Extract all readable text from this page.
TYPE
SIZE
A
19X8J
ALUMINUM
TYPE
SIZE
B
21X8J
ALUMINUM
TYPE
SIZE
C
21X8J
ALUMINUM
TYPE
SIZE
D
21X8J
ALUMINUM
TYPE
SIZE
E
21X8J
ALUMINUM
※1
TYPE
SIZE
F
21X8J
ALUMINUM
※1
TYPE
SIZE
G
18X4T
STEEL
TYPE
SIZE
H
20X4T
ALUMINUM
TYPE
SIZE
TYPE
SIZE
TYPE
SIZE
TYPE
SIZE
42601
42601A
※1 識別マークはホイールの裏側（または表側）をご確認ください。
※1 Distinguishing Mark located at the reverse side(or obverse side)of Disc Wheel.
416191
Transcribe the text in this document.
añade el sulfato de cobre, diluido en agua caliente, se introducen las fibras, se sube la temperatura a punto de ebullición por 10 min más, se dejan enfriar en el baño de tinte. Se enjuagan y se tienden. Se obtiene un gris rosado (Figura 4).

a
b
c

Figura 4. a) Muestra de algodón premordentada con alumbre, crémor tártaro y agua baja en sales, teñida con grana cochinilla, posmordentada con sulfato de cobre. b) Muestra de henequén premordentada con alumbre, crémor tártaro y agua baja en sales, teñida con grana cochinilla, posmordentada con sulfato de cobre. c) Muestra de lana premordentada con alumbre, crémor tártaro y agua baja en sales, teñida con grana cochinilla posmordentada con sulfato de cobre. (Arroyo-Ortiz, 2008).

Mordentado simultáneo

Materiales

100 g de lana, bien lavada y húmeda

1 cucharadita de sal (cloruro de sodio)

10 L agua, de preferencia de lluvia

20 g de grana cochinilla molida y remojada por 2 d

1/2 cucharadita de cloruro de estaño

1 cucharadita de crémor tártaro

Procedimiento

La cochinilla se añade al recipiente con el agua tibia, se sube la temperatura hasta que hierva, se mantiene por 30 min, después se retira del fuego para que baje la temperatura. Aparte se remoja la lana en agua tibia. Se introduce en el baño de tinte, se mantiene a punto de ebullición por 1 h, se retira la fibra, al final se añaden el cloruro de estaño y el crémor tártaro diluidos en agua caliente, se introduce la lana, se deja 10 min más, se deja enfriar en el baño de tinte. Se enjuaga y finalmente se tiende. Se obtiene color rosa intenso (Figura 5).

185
-=-=-
**Work required:**
Extract all of the data exactly as written.

**Answer in full:**
Extract all readable text from this page.
TYPE
SIZE
A
19X8J
ALUMINUM
TYPE
SIZE
B
21X8J
ALUMINUM
TYPE
SIZE
C
21X8J
ALUMINUM
TYPE
SIZE
D
21X8J
ALUMINUM
TYPE
SIZE
E
21X8J
ALUMINUM
※1
TYPE
SIZE
F
21X8J
ALUMINUM
※1
TYPE
SIZE
G
18X4T
STEEL
TYPE
SIZE
H
20X4T
ALUMINUM
TYPE
SIZE
TYPE
SIZE
TYPE
SIZE
TYPE
SIZE
42601
42601A
※1 識別マークはホイールの裏側（または表側）をご確認ください。
※1 Distinguishing Mark located at the reverse side(or obverse side)of Disc Wheel.
416191
Transcribe the text in this document.
añade el sulfato de cobre, diluido en agua caliente, se introducen las fibras, se sube la temperatura a punto de ebullición por 10 min más, se dejan enfriar en el baño de tinte. Se enjuagan y se tienden. Se obtiene un gris rosado (Figura 4).

a
b
c

Figura 4. a) Muestra de algodón premordentada con alumbre, crémor tártaro y agua baja en sales, teñida con grana cochinilla, posmordentada con sulfato de cobre. b) Muestra de henequén premordentada con alumbre, crémor tártaro y agua baja en sales, teñida con grana cochinilla, posmordentada con sulfato de cobre. c) Muestra de lana premordentada con alumbre, crémor tártaro y agua baja en sales, teñida con grana cochinilla posmordentada con sulfato de cobre. (Arroyo-Ortiz, 2008).

Mordentado simultáneo

Materiales

100 g de lana, bien lavada y húmeda

1 cucharadita de sal (cloruro de sodio)

10 L agua, de preferencia de lluvia

20 g de grana cochinilla molida y remojada por 2 d

1/2 cucharadita de cloruro de estaño

1 cucharadita de crémor tártaro

Procedimiento

La cochinilla se añade al recipiente con el agua tibia, se sube la temperatura hasta que hierva, se mantiene por 30 min, después se retira del fuego para que baje la temperatura. Aparte se remoja la lana en agua tibia. Se introduce en el baño de tinte, se mantiene a punto de ebullición por 1 h, se retira la fibra, al final se añaden el cloruro de estaño y el crémor tártaro diluidos en agua caliente, se introduce la lana, se deja 10 min más, se deja enfriar en el baño de tinte. Se enjuaga y finalmente se tiende. Se obtiene color rosa intenso (Figura 5).

185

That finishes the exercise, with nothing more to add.